----- Given records
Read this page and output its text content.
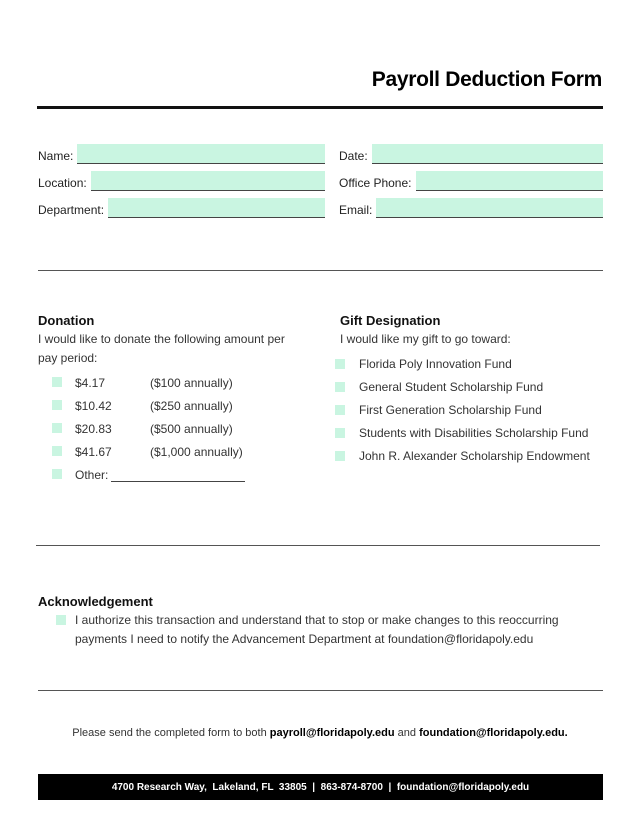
Payroll Deduction Form
Name:
Location:
Department:
Date:
Office Phone:
Email:
Donation
I would like to donate the following amount per
pay period:
$4.17	($100 annually)
$10.42	($250 annually)
$20.83	($500 annually)
$41.67	($1,000 annually)
Other:
Gift Designation
I would like my gift to go toward:
Florida Poly Innovation Fund
General Student Scholarship Fund
First Generation Scholarship Fund
Students with Disabilities Scholarship Fund
John R. Alexander Scholarship Endowment
Acknowledgement
I authorize this transaction and understand that to stop or make changes to this reoccurring
payments I need to notify the Advancement Department at foundation@floridapoly.edu
Please send the completed form to both payroll@floridapoly.edu and foundation@floridapoly.edu.
4700 Research Way,  Lakeland, FL  33805  |  863-874-8700  |  foundation@floridapoly.edu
----------
_Exercise_. Using the listing above, locate the lines that hold "like" and copy each one.

_Solution to the exercise_.
I would like to donate the following amount per
I would like my gift to go toward:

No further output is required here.